YANG AKAN DIKERJAKAN
**a)** Cetak ulang bagian bacaan tentang kehidupan sosial, mulai dari "Gaul sama rata" sampai "waktu 1x24 jam.", tanpa mengubah satu kata pun.
**b)** Menurut bacaan tentang kehidupan sosial, skala apa yang sekarang dipakai dalam perhitungan si "gue"?

BACAAN YANG DISEDIAKAN
▶

Kehidupan sosial nih
yang mantep. Gue pernah bilang, gue nggak sekuper dulu, tapi perkembangannya
sekarang? Kayak penyebaran tomket. Dari tukang nunduk melu-melu uyek jari,
sampe bebentuk ‘nice boobs’ tiap kali ada candy lewat. Perhitungan gue udah
nggak memakai skala ‘batuk’ dari saudara Luthfi Garib Fauzie lagi, tapi udah
pake skala ‘leher patah’, yaitu, seberapa jauh leher gue nengok kalo ketemu
cewek semlohai. Oke, bahasan ini bakalan mengacu ke klasifikasi toket
berdasarkan ukuran dan bentuk, orientasi arah dan potensi lovely crack, daripada
ini blog di flag BB17++, mending di skip dulu.
Gaul sama rata sama
rasa, nggak ngumpet di pojokan tapi ngider dari sisi A ke sisi B, dari Tiko
sampe Cino, dari yang belok sampe yang sipit. Gue mengamini semuanya, berada di
tengah ketika ombak bergulung tinggi, dan nonton sambil ketawa dari luar ketika
semuanya tenang tanpa angin. Gue nggak pernah se-mbaur ini, nggak pernah se
tenang ini ketika berada di kumpulan orang, bahkan cenderung hiperaktif, ngasih
atensi kanan-kiri, joget dan nyanyi walau
tampak kaya bencong monumen Dipatiukur, gak ambil pusing.
Mudah, enak, gue bisa
nikmati dan tanpa beban pikiran yang harus ngebuat gue nekuk jidat sama pipi
dalam waktu 1x24 jam.

◀

BARIS DATA

▶

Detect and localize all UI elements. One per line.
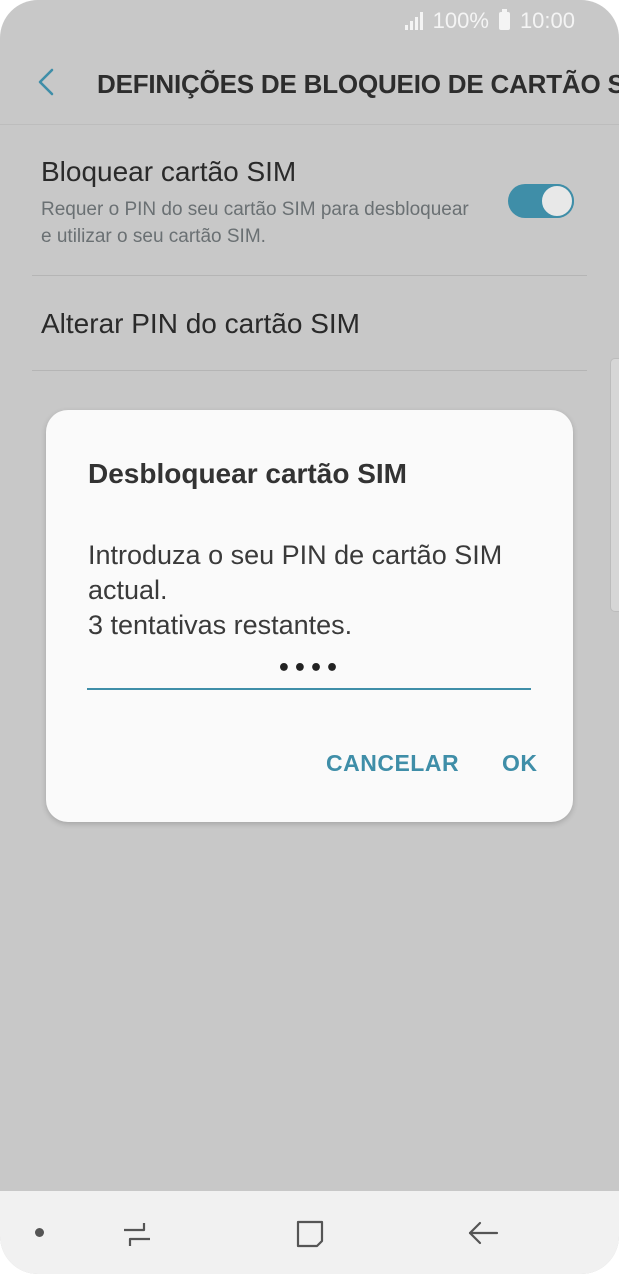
battery-icon	[498, 9, 510, 30]
battery-percent: 100%	[432, 8, 489, 33]
dialog-title: Desbloquear cartão SIM	[88, 458, 407, 489]
setting-lock-sim[interactable]: Bloquear cartão SIM Requer o PIN do seu …	[0, 124, 619, 276]
home-icon[interactable]	[293, 1217, 327, 1251]
setting-lock-sim-title: Bloquear cartão SIM	[41, 156, 297, 187]
signal-icon	[404, 12, 423, 30]
dialog-message-line1: Introduza o seu PIN de cartão SIM actual…	[88, 540, 503, 605]
page-title: DEFINIÇÕES DE BLOQUEIO DE CARTÃO SIM	[97, 69, 619, 99]
recents-icon[interactable]	[120, 1217, 154, 1251]
dialog-message-line2: 3 tentativas restantes.	[88, 610, 353, 640]
nav-dot-icon	[35, 1228, 44, 1237]
phone-screen: 100% 10:00 DEFINIÇÕES DE BLOQUEIO DE CAR…	[0, 0, 619, 1274]
navigation-bar	[0, 1191, 619, 1274]
back-arrow-icon[interactable]	[32, 66, 64, 98]
divider	[32, 370, 587, 371]
toggle-knob	[540, 184, 574, 218]
status-bar: 100% 10:00	[0, 0, 619, 42]
setting-lock-sim-description: Requer o PIN do seu cartão SIM para desb…	[41, 199, 469, 247]
unlock-sim-dialog: Desbloquear cartão SIM Introduza o seu P…	[46, 410, 573, 822]
setting-change-pin-title: Alterar PIN do cartão SIM	[41, 308, 361, 339]
dialog-message: Introduza o seu PIN de cartão SIM actual…	[88, 538, 538, 643]
lock-sim-toggle[interactable]	[508, 184, 574, 218]
scroll-indicator[interactable]	[610, 358, 619, 612]
clock: 10:00	[519, 8, 575, 33]
pin-input[interactable]	[87, 648, 531, 690]
ok-button[interactable]: OK	[502, 750, 538, 777]
app-bar: DEFINIÇÕES DE BLOQUEIO DE CARTÃO SIM	[0, 42, 619, 125]
back-icon[interactable]	[466, 1217, 500, 1251]
setting-change-pin[interactable]: Alterar PIN do cartão SIM	[0, 276, 619, 371]
status-indicators: 100% 10:00	[404, 8, 575, 34]
cancel-button[interactable]: CANCELAR	[326, 750, 459, 777]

◀

JAWABAN TUGAS
**a)**
Gaul sama rata sama
rasa, nggak ngumpet di pojokan tapi ngider dari sisi A ke sisi B, dari Tiko
sampe Cino, dari yang belok sampe yang sipit. Gue mengamini semuanya, berada di
tengah ketika ombak bergulung tinggi, dan nonton sambil ketawa dari luar ketika
semuanya tenang tanpa angin. Gue nggak pernah se-mbaur ini, nggak pernah se
tenang ini ketika berada di kumpulan orang, bahkan cenderung hiperaktif, ngasih
atensi kanan-kiri, joget dan nyanyi walau
tampak kaya bencong monumen Dipatiukur, gak ambil pusing.
Mudah, enak, gue bisa
nikmati dan tanpa beban pikiran yang harus ngebuat gue nekuk jidat sama pipi
dalam waktu 1x24 jam.

**b)** Skala ‘leher patah’.